**DATASET ROWS:**
— begin —
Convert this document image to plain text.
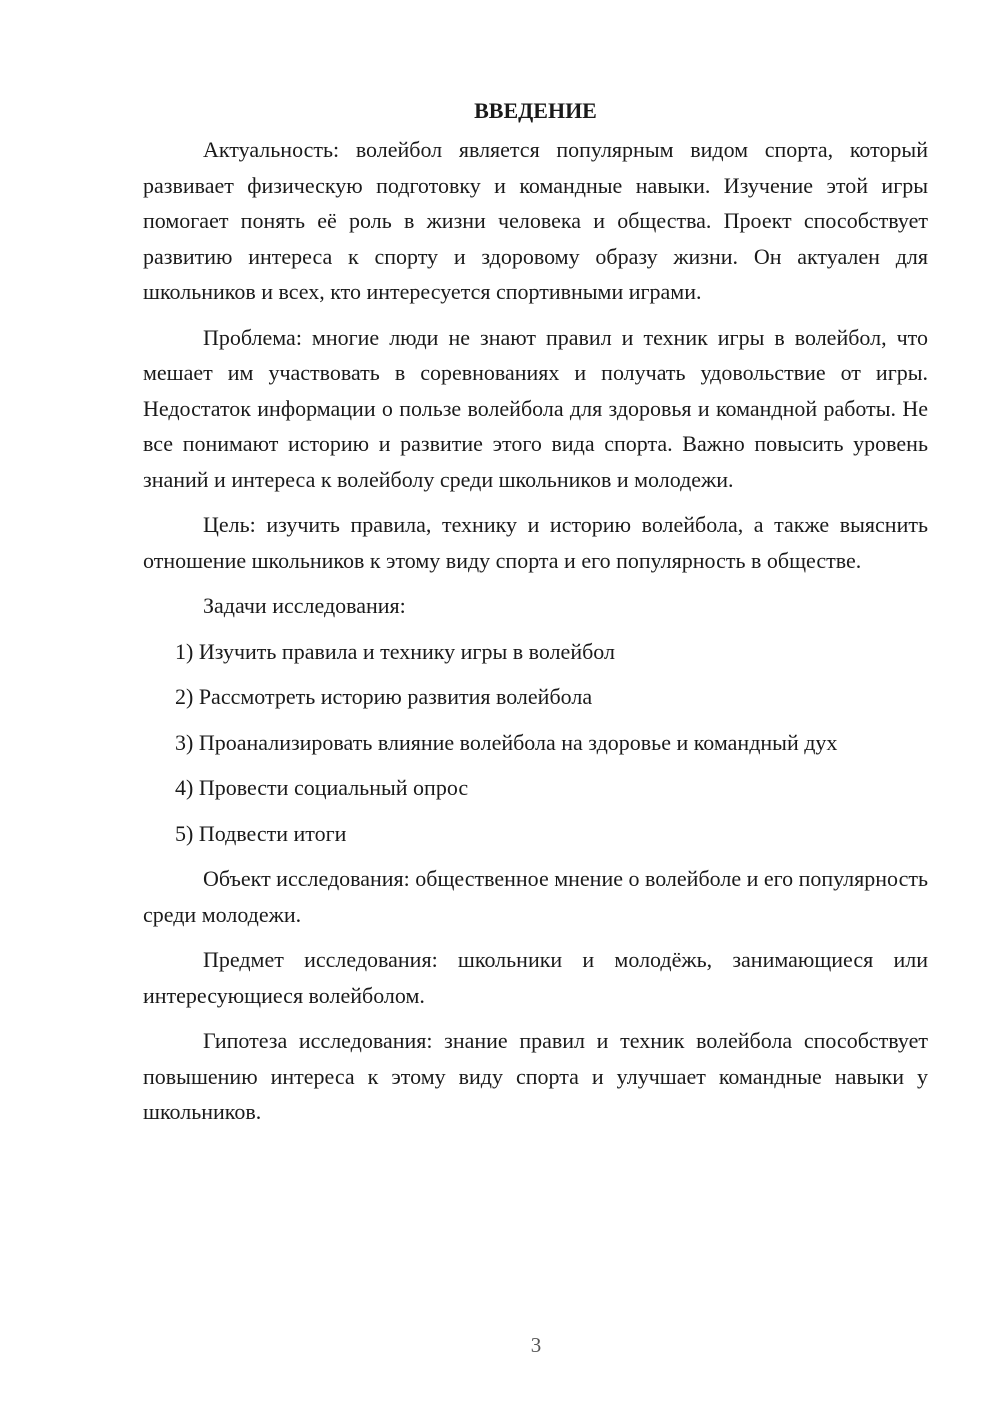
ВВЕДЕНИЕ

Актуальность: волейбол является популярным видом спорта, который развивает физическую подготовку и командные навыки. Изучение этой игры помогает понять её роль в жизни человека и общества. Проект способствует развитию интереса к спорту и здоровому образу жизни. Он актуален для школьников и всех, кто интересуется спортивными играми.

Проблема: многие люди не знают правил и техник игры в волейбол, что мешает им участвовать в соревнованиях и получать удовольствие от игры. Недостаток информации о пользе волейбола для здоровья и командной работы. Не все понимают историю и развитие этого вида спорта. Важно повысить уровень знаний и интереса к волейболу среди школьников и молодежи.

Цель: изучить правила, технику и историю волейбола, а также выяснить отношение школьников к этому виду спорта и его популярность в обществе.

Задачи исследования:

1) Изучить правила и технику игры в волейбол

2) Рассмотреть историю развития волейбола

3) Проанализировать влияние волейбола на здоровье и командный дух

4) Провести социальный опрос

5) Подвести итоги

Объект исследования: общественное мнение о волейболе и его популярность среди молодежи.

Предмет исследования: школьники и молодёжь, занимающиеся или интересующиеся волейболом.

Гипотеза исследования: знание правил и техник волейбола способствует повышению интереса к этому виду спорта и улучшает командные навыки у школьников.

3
— end —
— begin —
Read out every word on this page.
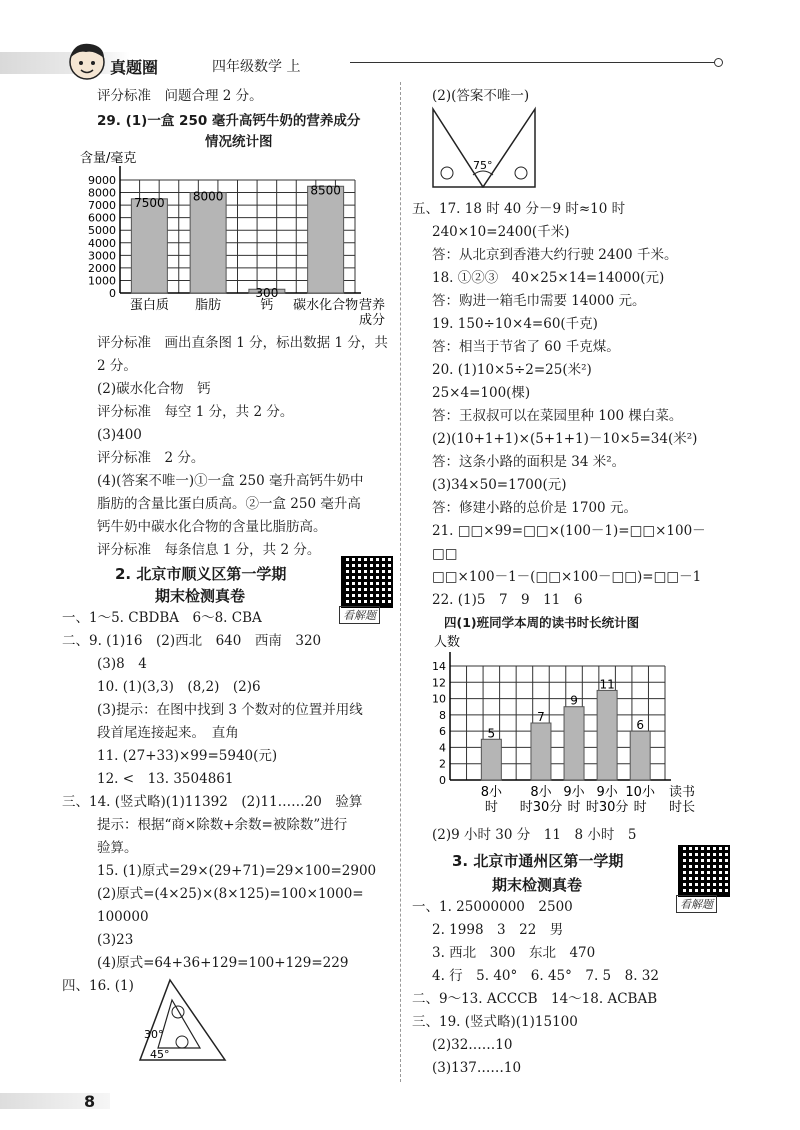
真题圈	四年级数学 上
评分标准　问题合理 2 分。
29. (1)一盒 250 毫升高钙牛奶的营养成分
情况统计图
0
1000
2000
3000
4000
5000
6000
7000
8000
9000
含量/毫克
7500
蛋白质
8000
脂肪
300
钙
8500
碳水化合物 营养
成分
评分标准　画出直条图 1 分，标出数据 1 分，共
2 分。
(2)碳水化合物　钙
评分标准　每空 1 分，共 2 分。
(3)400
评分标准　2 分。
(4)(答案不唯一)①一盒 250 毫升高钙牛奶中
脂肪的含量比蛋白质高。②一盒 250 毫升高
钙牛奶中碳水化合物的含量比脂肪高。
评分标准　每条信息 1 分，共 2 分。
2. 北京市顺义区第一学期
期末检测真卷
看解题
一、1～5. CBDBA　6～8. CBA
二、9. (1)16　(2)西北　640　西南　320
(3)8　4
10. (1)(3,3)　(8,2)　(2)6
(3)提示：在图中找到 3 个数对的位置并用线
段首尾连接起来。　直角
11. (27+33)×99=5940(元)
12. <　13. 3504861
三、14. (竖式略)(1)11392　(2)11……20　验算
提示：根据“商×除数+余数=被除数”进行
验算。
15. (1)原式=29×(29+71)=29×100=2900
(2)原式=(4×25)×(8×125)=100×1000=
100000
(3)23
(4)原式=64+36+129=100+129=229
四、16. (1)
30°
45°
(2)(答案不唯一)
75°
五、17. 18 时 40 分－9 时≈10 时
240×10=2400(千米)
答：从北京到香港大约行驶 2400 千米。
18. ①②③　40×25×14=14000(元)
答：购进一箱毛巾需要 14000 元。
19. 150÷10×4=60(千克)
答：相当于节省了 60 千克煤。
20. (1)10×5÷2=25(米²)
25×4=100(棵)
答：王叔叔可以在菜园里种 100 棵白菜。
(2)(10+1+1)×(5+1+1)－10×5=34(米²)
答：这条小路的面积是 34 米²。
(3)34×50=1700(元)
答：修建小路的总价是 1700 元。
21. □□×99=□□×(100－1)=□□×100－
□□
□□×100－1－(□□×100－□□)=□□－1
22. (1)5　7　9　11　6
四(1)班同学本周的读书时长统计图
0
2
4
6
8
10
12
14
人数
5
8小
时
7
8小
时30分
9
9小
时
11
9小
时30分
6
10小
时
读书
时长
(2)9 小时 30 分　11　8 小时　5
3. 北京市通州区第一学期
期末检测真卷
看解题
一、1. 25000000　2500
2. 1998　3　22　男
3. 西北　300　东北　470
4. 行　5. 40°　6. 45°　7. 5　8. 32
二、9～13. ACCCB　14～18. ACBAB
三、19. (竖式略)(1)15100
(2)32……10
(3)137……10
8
— end —
**EXERCISE REQUIREMENTS:**
Gather, from the listing above, every line carrying the word "этому".

**FINISHED ANSWER:**
Цель: изучить правила, технику и историю волейбола, а также выяснить отношение школьников к этому виду спорта и его популярность в обществе.
Гипотеза исследования: знание правил и техник волейбола способствует повышению интереса к этому виду спорта и улучшает командные навыки у школьников.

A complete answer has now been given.